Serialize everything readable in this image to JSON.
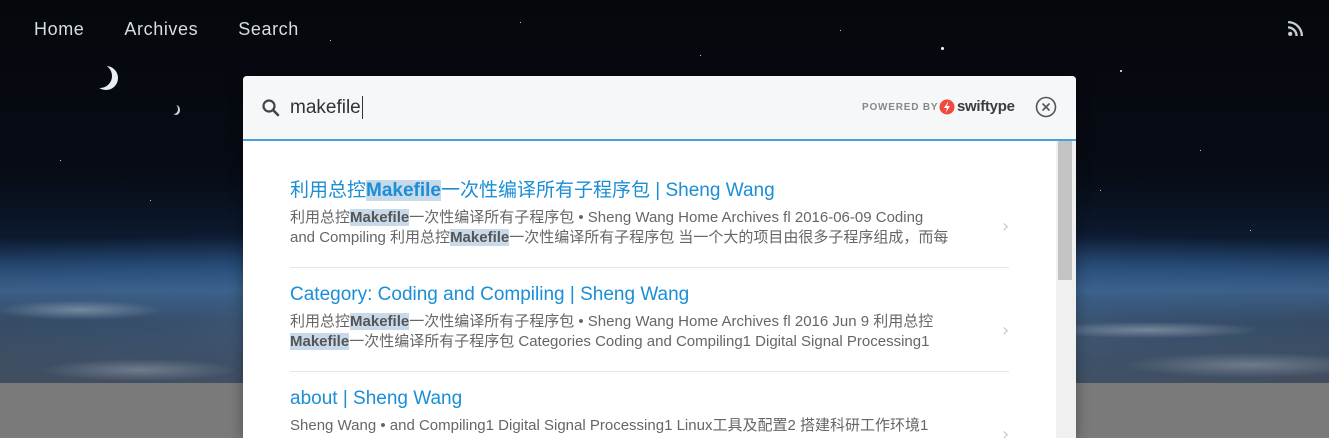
{
  "nav": {
    "items": [
      {
        "label": "Home"
      },
      {
        "label": "Archives"
      },
      {
        "label": "Search"
      }
    ],
    "rss_icon": "rss-icon"
  },
  "search": {
    "value": "makefile",
    "powered_by": "POWERED BY",
    "brand": "swiftype",
    "icons": {
      "search": "search-icon",
      "close": "close-circle-icon",
      "brand": "swiftype-bolt-icon"
    }
  },
  "results": [
    {
      "title_pre": "利用总控",
      "title_hl": "Makefile",
      "title_post": "一次性编译所有子程序包 | Sheng Wang",
      "line1_pre": "利用总控",
      "line1_hl": "Makefile",
      "line1_post": "一次性编译所有子程序包 • Sheng Wang Home Archives fl 2016-06-09 Coding",
      "line2_pre": "and Compiling 利用总控",
      "line2_hl": "Makefile",
      "line2_post": "一次性编译所有子程序包 当一个大的项目由很多子程序组成，而每"
    },
    {
      "title_pre": "Category: Coding and Compiling | Sheng Wang",
      "line1_pre": "利用总控",
      "line1_hl": "Makefile",
      "line1_post": "一次性编译所有子程序包 • Sheng Wang Home Archives fl 2016 Jun 9 利用总控",
      "line2_pre": "",
      "line2_hl": "Makefile",
      "line2_post": "一次性编译所有子程序包 Categories Coding and Compiling1 Digital Signal Processing1"
    },
    {
      "title_pre": "about | Sheng Wang",
      "line1_pre": "Sheng Wang • and Compiling1 Digital Signal Processing1 Linux工具及配置2 搭建科研工作环境1"
    }
  ],
  "colors": {
    "link": "#1a8ed6",
    "highlight": "#c8d9ea",
    "search_border": "#4a9fd8"
  }
}
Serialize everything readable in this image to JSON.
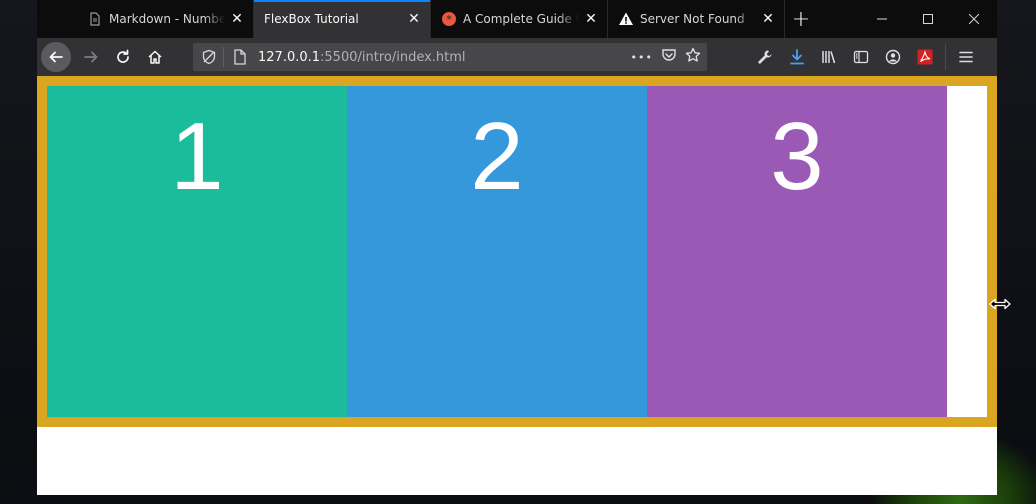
{
  "browser": {
    "tabs": [
      {
        "title": "Markdown - Numbered",
        "favicon": "document-icon",
        "active": false
      },
      {
        "title": "FlexBox Tutorial",
        "favicon": "",
        "active": true
      },
      {
        "title": "A Complete Guide to Flexbox",
        "favicon": "csstricks-icon",
        "active": false
      },
      {
        "title": "Server Not Found",
        "favicon": "warning-icon",
        "active": false
      }
    ],
    "new_tab": "+",
    "url": {
      "host": "127.0.0.1",
      "path": ":5500/intro/index.html"
    },
    "url_more": "•••"
  },
  "page": {
    "boxes": [
      {
        "label": "1",
        "color": "#1abc9c"
      },
      {
        "label": "2",
        "color": "#3498db"
      },
      {
        "label": "3",
        "color": "#9b59b6"
      }
    ],
    "container_color": "#daa520"
  }
}
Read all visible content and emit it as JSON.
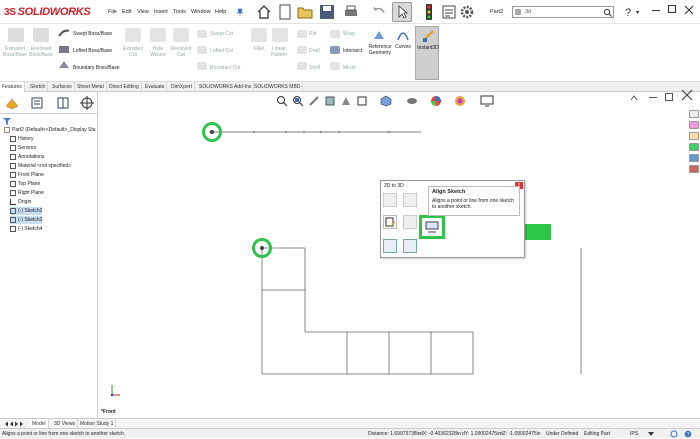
{
  "app": {
    "brand_ds": "3S",
    "brand_name": "SOLIDWORKS"
  },
  "menu": [
    "File",
    "Edit",
    "View",
    "Insert",
    "Tools",
    "Window",
    "Help"
  ],
  "doc_title": "Part2",
  "search": {
    "value": "3d"
  },
  "ribbon": {
    "extruded_boss": "Extruded Boss/Base",
    "revolved_boss": "Revolved Boss/Base",
    "swept_boss": "Swept Boss/Base",
    "lofted_boss": "Lofted Boss/Base",
    "boundary_boss": "Boundary Boss/Base",
    "extruded_cut": "Extruded Cut",
    "hole_wizard": "Hole Wizard",
    "revolved_cut": "Revolved Cut",
    "swept_cut": "Swept Cut",
    "lofted_cut": "Lofted Cut",
    "boundary_cut": "Boundary Cut",
    "fillet": "Fillet",
    "linear_pattern": "Linear Pattern",
    "rib": "Rib",
    "draft": "Draft",
    "shell": "Shell",
    "wrap": "Wrap",
    "intersect": "Intersect",
    "mirror": "Mirror",
    "reference_geometry": "Reference Geometry",
    "curves": "Curves",
    "instant3d": "Instant3D"
  },
  "tabs": [
    "Features",
    "Sketch",
    "Surfaces",
    "Sheet Metal",
    "Direct Editing",
    "Evaluate",
    "DimXpert",
    "SOLIDWORKS Add-Ins",
    "SOLIDWORKS MBD"
  ],
  "tree": {
    "root": "Part2  (Default<<Default>_Display Sta",
    "items": [
      "History",
      "Sensors",
      "Annotations",
      "Material <not specified>",
      "Front Plane",
      "Top Plane",
      "Right Plane",
      "Origin",
      "(-) Sketch2",
      "(-) Sketch3",
      "(-) Sketch4"
    ]
  },
  "dialog": {
    "title": "2D to 3D",
    "tooltip_title": "Align Sketch",
    "tooltip_body": "Aligns a point or line from one sketch to another sketch."
  },
  "view_label": "*Front",
  "bottom_tabs": [
    "Model",
    "3D Views",
    "Motion Study 1"
  ],
  "status": {
    "hint": "Aligns a point or line from one sketch to another sketch.",
    "distance": "Distance: 1.69973738in",
    "dx": "dX: -0.46362328in",
    "dy": "dY: 1.09002475in",
    "dz": "dZ: -1.09002475in",
    "state": "Under Defined",
    "mode": "Editing Part",
    "units": "IPS"
  },
  "colors": {
    "brand": "#d0202a",
    "highlight": "#2ec44a",
    "selection": "#c7ddf2"
  }
}
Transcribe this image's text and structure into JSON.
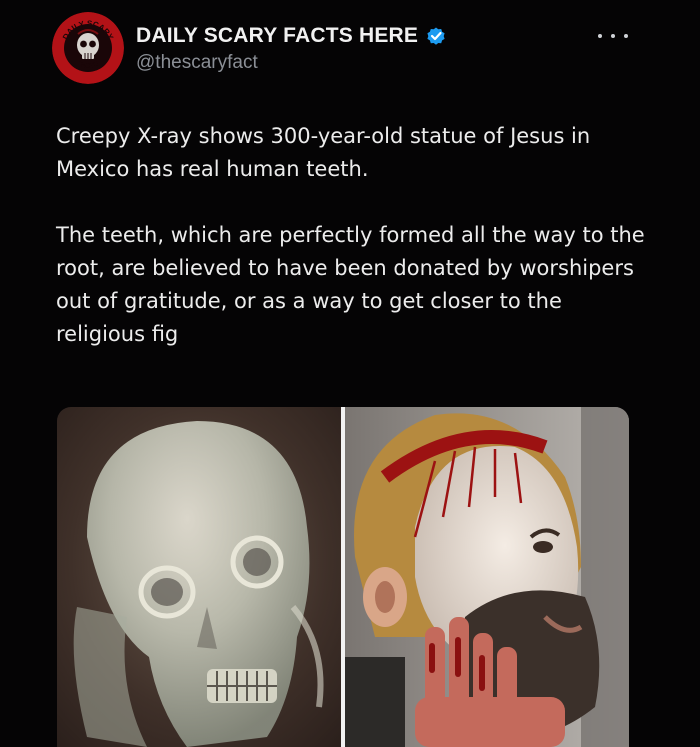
{
  "author": {
    "display_name": "DAILY SCARY FACTS HERE",
    "handle": "@thescaryfact",
    "verified": true,
    "avatar_icon": "skull-logo-icon",
    "avatar_text_top": "DAILY SCARY",
    "avatar_text_bottom": "FACTS"
  },
  "menu": {
    "icon": "more-options-icon"
  },
  "tweet": {
    "paragraph_1": "Creepy X-ray shows 300-year-old statue of Jesus in Mexico has real human teeth.",
    "paragraph_2": "The teeth, which are perfectly formed all the way to the root, are believed to have been donated by worshipers out of gratitude, or as a way to get closer to the religious fig"
  },
  "media": {
    "left_image": "xray-skull-image",
    "right_image": "statue-head-image"
  },
  "colors": {
    "background": "#050405",
    "text": "#ececec",
    "handle": "#8b8f96",
    "verified": "#1d9bf0",
    "avatar_red": "#b31217"
  }
}
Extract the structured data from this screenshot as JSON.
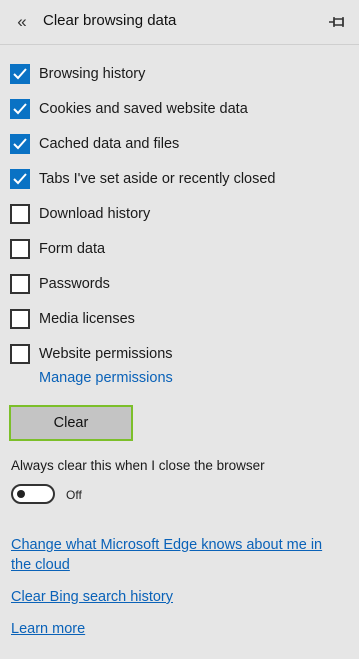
{
  "header": {
    "back_glyph": "«",
    "title": "Clear browsing data"
  },
  "options": [
    {
      "label": "Browsing history",
      "checked": true
    },
    {
      "label": "Cookies and saved website data",
      "checked": true
    },
    {
      "label": "Cached data and files",
      "checked": true
    },
    {
      "label": "Tabs I've set aside or recently closed",
      "checked": true
    },
    {
      "label": "Download history",
      "checked": false
    },
    {
      "label": "Form data",
      "checked": false
    },
    {
      "label": "Passwords",
      "checked": false
    },
    {
      "label": "Media licenses",
      "checked": false
    },
    {
      "label": "Website permissions",
      "checked": false
    }
  ],
  "manage_permissions": "Manage permissions",
  "clear_button": "Clear",
  "always_clear": {
    "label": "Always clear this when I close the browser",
    "state": "Off",
    "on": false
  },
  "links": {
    "edge_knows": "Change what Microsoft Edge knows about me in the cloud",
    "bing_history": "Clear Bing search history",
    "learn_more": "Learn more"
  },
  "colors": {
    "accent": "#0a72c4",
    "link": "#0a62b8",
    "clear_button_border": "#7cbf2a",
    "background": "#e6e6e6"
  },
  "icons": {
    "back": "double-chevron-left-icon",
    "pin": "pin-icon",
    "check": "checkmark-icon"
  }
}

• • • • •

> [TASK STATEMENT] Copy every record above exactly as written, but leave out the pictures.

> [CORRECT OUTPUT]
Serialize everything readable in this image to JSON.
{
  "nav": {
    "items": [
      {
        "label": "Home"
      },
      {
        "label": "Archives"
      },
      {
        "label": "Search"
      }
    ],
    "rss_icon": "rss-icon"
  },
  "search": {
    "value": "makefile",
    "powered_by": "POWERED BY",
    "brand": "swiftype",
    "icons": {
      "search": "search-icon",
      "close": "close-circle-icon",
      "brand": "swiftype-bolt-icon"
    }
  },
  "results": [
    {
      "title_pre": "利用总控",
      "title_hl": "Makefile",
      "title_post": "一次性编译所有子程序包 | Sheng Wang",
      "line1_pre": "利用总控",
      "line1_hl": "Makefile",
      "line1_post": "一次性编译所有子程序包 • Sheng Wang Home Archives fl 2016-06-09 Coding",
      "line2_pre": "and Compiling 利用总控",
      "line2_hl": "Makefile",
      "line2_post": "一次性编译所有子程序包 当一个大的项目由很多子程序组成，而每"
    },
    {
      "title_pre": "Category: Coding and Compiling | Sheng Wang",
      "line1_pre": "利用总控",
      "line1_hl": "Makefile",
      "line1_post": "一次性编译所有子程序包 • Sheng Wang Home Archives fl 2016 Jun 9 利用总控",
      "line2_pre": "",
      "line2_hl": "Makefile",
      "line2_post": "一次性编译所有子程序包 Categories Coding and Compiling1 Digital Signal Processing1"
    },
    {
      "title_pre": "about | Sheng Wang",
      "line1_pre": "Sheng Wang • and Compiling1 Digital Signal Processing1 Linux工具及配置2 搭建科研工作环境1"
    }
  ],
  "colors": {
    "link": "#1a8ed6",
    "highlight": "#c8d9ea",
    "search_border": "#4a9fd8"
  }
}
Serialize everything readable in this image to JSON.
{
  "browser": {
    "tabs": [
      {
        "title": "Markdown - Numbered",
        "favicon": "document-icon",
        "active": false
      },
      {
        "title": "FlexBox Tutorial",
        "favicon": "",
        "active": true
      },
      {
        "title": "A Complete Guide to Flexbox",
        "favicon": "csstricks-icon",
        "active": false
      },
      {
        "title": "Server Not Found",
        "favicon": "warning-icon",
        "active": false
      }
    ],
    "new_tab": "+",
    "url": {
      "host": "127.0.0.1",
      "path": ":5500/intro/index.html"
    },
    "url_more": "•••"
  },
  "page": {
    "boxes": [
      {
        "label": "1",
        "color": "#1abc9c"
      },
      {
        "label": "2",
        "color": "#3498db"
      },
      {
        "label": "3",
        "color": "#9b59b6"
      }
    ],
    "container_color": "#daa520"
  }
}
Read all visible content and emit it as JSON.
{
  "app": {
    "brand_ds": "3S",
    "brand_name": "SOLIDWORKS"
  },
  "menu": [
    "File",
    "Edit",
    "View",
    "Insert",
    "Tools",
    "Window",
    "Help"
  ],
  "doc_title": "Part2",
  "search": {
    "value": "3d"
  },
  "ribbon": {
    "extruded_boss": "Extruded Boss/Base",
    "revolved_boss": "Revolved Boss/Base",
    "swept_boss": "Swept Boss/Base",
    "lofted_boss": "Lofted Boss/Base",
    "boundary_boss": "Boundary Boss/Base",
    "extruded_cut": "Extruded Cut",
    "hole_wizard": "Hole Wizard",
    "revolved_cut": "Revolved Cut",
    "swept_cut": "Swept Cut",
    "lofted_cut": "Lofted Cut",
    "boundary_cut": "Boundary Cut",
    "fillet": "Fillet",
    "linear_pattern": "Linear Pattern",
    "rib": "Rib",
    "draft": "Draft",
    "shell": "Shell",
    "wrap": "Wrap",
    "intersect": "Intersect",
    "mirror": "Mirror",
    "reference_geometry": "Reference Geometry",
    "curves": "Curves",
    "instant3d": "Instant3D"
  },
  "tabs": [
    "Features",
    "Sketch",
    "Surfaces",
    "Sheet Metal",
    "Direct Editing",
    "Evaluate",
    "DimXpert",
    "SOLIDWORKS Add-Ins",
    "SOLIDWORKS MBD"
  ],
  "tree": {
    "root": "Part2  (Default<<Default>_Display Sta",
    "items": [
      "History",
      "Sensors",
      "Annotations",
      "Material <not specified>",
      "Front Plane",
      "Top Plane",
      "Right Plane",
      "Origin",
      "(-) Sketch2",
      "(-) Sketch3",
      "(-) Sketch4"
    ]
  },
  "dialog": {
    "title": "2D to 3D",
    "tooltip_title": "Align Sketch",
    "tooltip_body": "Aligns a point or line from one sketch to another sketch."
  },
  "view_label": "*Front",
  "bottom_tabs": [
    "Model",
    "3D Views",
    "Motion Study 1"
  ],
  "status": {
    "hint": "Aligns a point or line from one sketch to another sketch.",
    "distance": "Distance: 1.69973738in",
    "dx": "dX: -0.46362328in",
    "dy": "dY: 1.09002475in",
    "dz": "dZ: -1.09002475in",
    "state": "Under Defined",
    "mode": "Editing Part",
    "units": "IPS"
  },
  "colors": {
    "brand": "#d0202a",
    "highlight": "#2ec44a",
    "selection": "#c7ddf2"
  }
}
Transcribe this image's text and structure into JSON.
{
  "author": {
    "display_name": "DAILY SCARY FACTS HERE",
    "handle": "@thescaryfact",
    "verified": true,
    "avatar_icon": "skull-logo-icon",
    "avatar_text_top": "DAILY SCARY",
    "avatar_text_bottom": "FACTS"
  },
  "menu": {
    "icon": "more-options-icon"
  },
  "tweet": {
    "paragraph_1": "Creepy X-ray shows 300-year-old statue of Jesus in Mexico has real human teeth.",
    "paragraph_2": "The teeth, which are perfectly formed all the way to the root, are believed to have been donated by worshipers out of gratitude, or as a way to get closer to the religious fig"
  },
  "media": {
    "left_image": "xray-skull-image",
    "right_image": "statue-head-image"
  },
  "colors": {
    "background": "#050405",
    "text": "#ececec",
    "handle": "#8b8f96",
    "verified": "#1d9bf0",
    "avatar_red": "#b31217"
  }
}
Extract the structured data from this screenshot as JSON.
{
  "header": {
    "back_glyph": "«",
    "title": "Clear browsing data"
  },
  "options": [
    {
      "label": "Browsing history",
      "checked": true
    },
    {
      "label": "Cookies and saved website data",
      "checked": true
    },
    {
      "label": "Cached data and files",
      "checked": true
    },
    {
      "label": "Tabs I've set aside or recently closed",
      "checked": true
    },
    {
      "label": "Download history",
      "checked": false
    },
    {
      "label": "Form data",
      "checked": false
    },
    {
      "label": "Passwords",
      "checked": false
    },
    {
      "label": "Media licenses",
      "checked": false
    },
    {
      "label": "Website permissions",
      "checked": false
    }
  ],
  "manage_permissions": "Manage permissions",
  "clear_button": "Clear",
  "always_clear": {
    "label": "Always clear this when I close the browser",
    "state": "Off",
    "on": false
  },
  "links": {
    "edge_knows": "Change what Microsoft Edge knows about me in the cloud",
    "bing_history": "Clear Bing search history",
    "learn_more": "Learn more"
  },
  "colors": {
    "accent": "#0a72c4",
    "link": "#0a62b8",
    "clear_button_border": "#7cbf2a",
    "background": "#e6e6e6"
  },
  "icons": {
    "back": "double-chevron-left-icon",
    "pin": "pin-icon",
    "check": "checkmark-icon"
  }
}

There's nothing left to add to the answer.